» **Stated problem**
Leave out any picture and return the remaining listing below exactly as given.

» **Recorded information**
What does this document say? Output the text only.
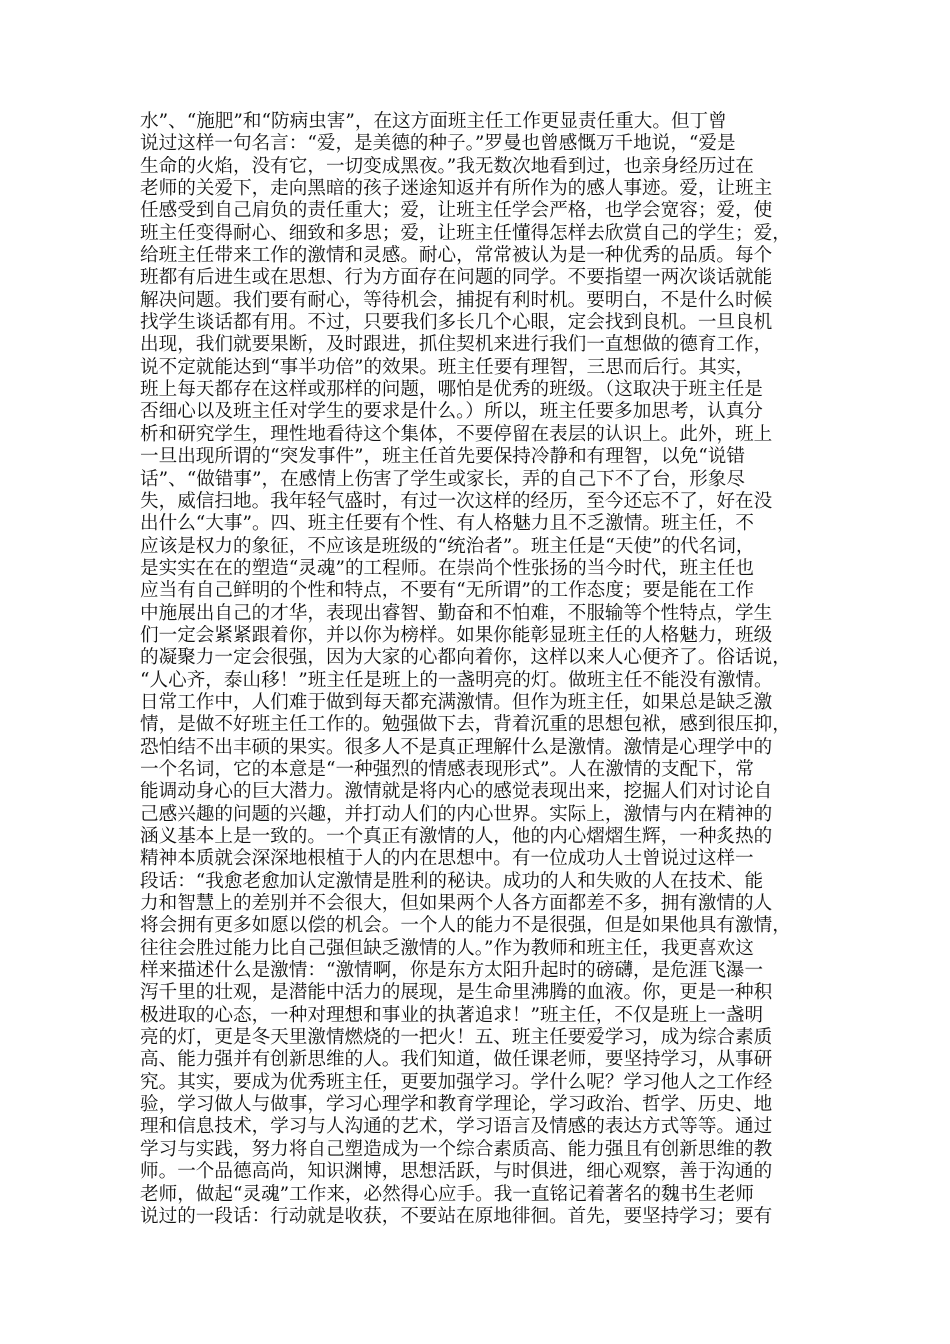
水”、“施肥”和“防病虫害”，在这方面班主任工作更显责任重大。但丁曾
说过这样一句名言：“爱，是美德的种子。”罗曼也曾感慨万千地说，“爱是
生命的火焰，没有它，一切变成黑夜。”我无数次地看到过，也亲身经历过在
老师的关爱下，走向黑暗的孩子迷途知返并有所作为的感人事迹。爱，让班主
任感受到自己肩负的责任重大；爱，让班主任学会严格，也学会宽容；爱，使
班主任变得耐心、细致和多思；爱，让班主任懂得怎样去欣赏自己的学生；爱，
给班主任带来工作的激情和灵感。耐心，常常被认为是一种优秀的品质。每个
班都有后进生或在思想、行为方面存在问题的同学。不要指望一两次谈话就能
解决问题。我们要有耐心，等待机会，捕捉有利时机。要明白，不是什么时候
找学生谈话都有用。不过，只要我们多长几个心眼，定会找到良机。一旦良机
出现，我们就要果断，及时跟进，抓住契机来进行我们一直想做的德育工作，
说不定就能达到“事半功倍”的效果。班主任要有理智，三思而后行。其实，
班上每天都存在这样或那样的问题，哪怕是优秀的班级。（这取决于班主任是
否细心以及班主任对学生的要求是什么。）所以，班主任要多加思考，认真分
析和研究学生，理性地看待这个集体，不要停留在表层的认识上。此外，班上
一旦出现所谓的“突发事件”，班主任首先要保持冷静和有理智，以免“说错
话”、“做错事”，在感情上伤害了学生或家长，弄的自己下不了台，形象尽
失，威信扫地。我年轻气盛时，有过一次这样的经历，至今还忘不了，好在没
出什么“大事”。四、班主任要有个性、有人格魅力且不乏激情。班主任，不
应该是权力的象征，不应该是班级的“统治者”。班主任是“天使”的代名词，
是实实在在的塑造“灵魂”的工程师。在崇尚个性张扬的当今时代，班主任也
应当有自己鲜明的个性和特点，不要有“无所谓”的工作态度；要是能在工作
中施展出自己的才华，表现出睿智、勤奋和不怕难，不服输等个性特点，学生
们一定会紧紧跟着你，并以你为榜样。如果你能彰显班主任的人格魅力，班级
的凝聚力一定会很强，因为大家的心都向着你，这样以来人心便齐了。俗话说，
“人心齐，泰山移！”班主任是班上的一盏明亮的灯。做班主任不能没有激情。
日常工作中，人们难于做到每天都充满激情。但作为班主任，如果总是缺乏激
情，是做不好班主任工作的。勉强做下去，背着沉重的思想包袱，感到很压抑，
恐怕结不出丰硕的果实。很多人不是真正理解什么是激情。激情是心理学中的
一个名词，它的本意是“一种强烈的情感表现形式”。人在激情的支配下，常
能调动身心的巨大潜力。激情就是将内心的感觉表现出来，挖掘人们对讨论自
己感兴趣的问题的兴趣，并打动人们的内心世界。实际上，激情与内在精神的
涵义基本上是一致的。一个真正有激情的人，他的内心熠熠生辉，一种炙热的
精神本质就会深深地根植于人的内在思想中。有一位成功人士曾说过这样一
段话：“我愈老愈加认定激情是胜利的秘诀。成功的人和失败的人在技术、能
力和智慧上的差别并不会很大，但如果两个人各方面都差不多，拥有激情的人
将会拥有更多如愿以偿的机会。一个人的能力不是很强，但是如果他具有激情，
往往会胜过能力比自己强但缺乏激情的人。”作为教师和班主任，我更喜欢这
样来描述什么是激情：“激情啊，你是东方太阳升起时的磅礴，是危涯飞瀑一
泻千里的壮观，是潜能中活力的展现，是生命里沸腾的血液。你，更是一种积
极进取的心态，一种对理想和事业的执著追求！”班主任，不仅是班上一盏明
亮的灯，更是冬天里激情燃烧的一把火！五、班主任要爱学习，成为综合素质
高、能力强并有创新思维的人。我们知道，做任课老师，要坚持学习，从事研
究。其实，要成为优秀班主任，更要加强学习。学什么呢？学习他人之工作经
验，学习做人与做事，学习心理学和教育学理论，学习政治、哲学、历史、地
理和信息技术，学习与人沟通的艺术，学习语言及情感的表达方式等等。通过
学习与实践，努力将自己塑造成为一个综合素质高、能力强且有创新思维的教
师。一个品德高尚，知识渊博，思想活跃，与时俱进，细心观察，善于沟通的
老师，做起“灵魂”工作来，必然得心应手。我一直铭记着著名的魏书生老师
说过的一段话：行动就是收获，不要站在原地徘徊。首先，要坚持学习；要有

» **Answer to this task**
What does this document say? Output the text only.
水”、“施肥”和“防病虫害”，在这方面班主任工作更显责任重大。但丁曾
说过这样一句名言：“爱，是美德的种子。”罗曼也曾感慨万千地说，“爱是
生命的火焰，没有它，一切变成黑夜。”我无数次地看到过，也亲身经历过在
老师的关爱下，走向黑暗的孩子迷途知返并有所作为的感人事迹。爱，让班主
任感受到自己肩负的责任重大；爱，让班主任学会严格，也学会宽容；爱，使
班主任变得耐心、细致和多思；爱，让班主任懂得怎样去欣赏自己的学生；爱，
给班主任带来工作的激情和灵感。耐心，常常被认为是一种优秀的品质。每个
班都有后进生或在思想、行为方面存在问题的同学。不要指望一两次谈话就能
解决问题。我们要有耐心，等待机会，捕捉有利时机。要明白，不是什么时候
找学生谈话都有用。不过，只要我们多长几个心眼，定会找到良机。一旦良机
出现，我们就要果断，及时跟进，抓住契机来进行我们一直想做的德育工作，
说不定就能达到“事半功倍”的效果。班主任要有理智，三思而后行。其实，
班上每天都存在这样或那样的问题，哪怕是优秀的班级。（这取决于班主任是
否细心以及班主任对学生的要求是什么。）所以，班主任要多加思考，认真分
析和研究学生，理性地看待这个集体，不要停留在表层的认识上。此外，班上
一旦出现所谓的“突发事件”，班主任首先要保持冷静和有理智，以免“说错
话”、“做错事”，在感情上伤害了学生或家长，弄的自己下不了台，形象尽
失，威信扫地。我年轻气盛时，有过一次这样的经历，至今还忘不了，好在没
出什么“大事”。四、班主任要有个性、有人格魅力且不乏激情。班主任，不
应该是权力的象征，不应该是班级的“统治者”。班主任是“天使”的代名词，
是实实在在的塑造“灵魂”的工程师。在崇尚个性张扬的当今时代，班主任也
应当有自己鲜明的个性和特点，不要有“无所谓”的工作态度；要是能在工作
中施展出自己的才华，表现出睿智、勤奋和不怕难，不服输等个性特点，学生
们一定会紧紧跟着你，并以你为榜样。如果你能彰显班主任的人格魅力，班级
的凝聚力一定会很强，因为大家的心都向着你，这样以来人心便齐了。俗话说，
“人心齐，泰山移！”班主任是班上的一盏明亮的灯。做班主任不能没有激情。
日常工作中，人们难于做到每天都充满激情。但作为班主任，如果总是缺乏激
情，是做不好班主任工作的。勉强做下去，背着沉重的思想包袱，感到很压抑，
恐怕结不出丰硕的果实。很多人不是真正理解什么是激情。激情是心理学中的
一个名词，它的本意是“一种强烈的情感表现形式”。人在激情的支配下，常
能调动身心的巨大潜力。激情就是将内心的感觉表现出来，挖掘人们对讨论自
己感兴趣的问题的兴趣，并打动人们的内心世界。实际上，激情与内在精神的
涵义基本上是一致的。一个真正有激情的人，他的内心熠熠生辉，一种炙热的
精神本质就会深深地根植于人的内在思想中。有一位成功人士曾说过这样一
段话：“我愈老愈加认定激情是胜利的秘诀。成功的人和失败的人在技术、能
力和智慧上的差别并不会很大，但如果两个人各方面都差不多，拥有激情的人
将会拥有更多如愿以偿的机会。一个人的能力不是很强，但是如果他具有激情，
往往会胜过能力比自己强但缺乏激情的人。”作为教师和班主任，我更喜欢这
样来描述什么是激情：“激情啊，你是东方太阳升起时的磅礴，是危涯飞瀑一
泻千里的壮观，是潜能中活力的展现，是生命里沸腾的血液。你，更是一种积
极进取的心态，一种对理想和事业的执著追求！”班主任，不仅是班上一盏明
亮的灯，更是冬天里激情燃烧的一把火！五、班主任要爱学习，成为综合素质
高、能力强并有创新思维的人。我们知道，做任课老师，要坚持学习，从事研
究。其实，要成为优秀班主任，更要加强学习。学什么呢？学习他人之工作经
验，学习做人与做事，学习心理学和教育学理论，学习政治、哲学、历史、地
理和信息技术，学习与人沟通的艺术，学习语言及情感的表达方式等等。通过
学习与实践，努力将自己塑造成为一个综合素质高、能力强且有创新思维的教
师。一个品德高尚，知识渊博，思想活跃，与时俱进，细心观察，善于沟通的
老师，做起“灵魂”工作来，必然得心应手。我一直铭记着著名的魏书生老师
说过的一段话：行动就是收获，不要站在原地徘徊。首先，要坚持学习；要有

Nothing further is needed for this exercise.